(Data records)
____

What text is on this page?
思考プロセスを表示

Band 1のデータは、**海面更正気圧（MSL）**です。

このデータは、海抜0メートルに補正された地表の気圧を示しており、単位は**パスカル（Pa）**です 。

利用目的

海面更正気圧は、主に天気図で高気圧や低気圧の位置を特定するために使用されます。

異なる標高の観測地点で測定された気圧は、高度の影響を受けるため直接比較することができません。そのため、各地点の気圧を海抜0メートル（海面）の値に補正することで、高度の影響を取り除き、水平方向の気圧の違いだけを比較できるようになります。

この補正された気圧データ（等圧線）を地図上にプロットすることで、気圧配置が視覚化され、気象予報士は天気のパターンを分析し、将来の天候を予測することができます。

____

Problem to work on – Reproduce each record exactly, leaving nothing out.

Solution to this exercise –
What text is on this page?
思考プロセスを表示

Band 1のデータは、**海面更正気圧（MSL）**です。

このデータは、海抜0メートルに補正された地表の気圧を示しており、単位は**パスカル（Pa）**です 。

利用目的

海面更正気圧は、主に天気図で高気圧や低気圧の位置を特定するために使用されます。

異なる標高の観測地点で測定された気圧は、高度の影響を受けるため直接比較することができません。そのため、各地点の気圧を海抜0メートル（海面）の値に補正することで、高度の影響を取り除き、水平方向の気圧の違いだけを比較できるようになります。

この補正された気圧データ（等圧線）を地図上にプロットすることで、気圧配置が視覚化され、気象予報士は天気のパターンを分析し、将来の天候を予測することができます。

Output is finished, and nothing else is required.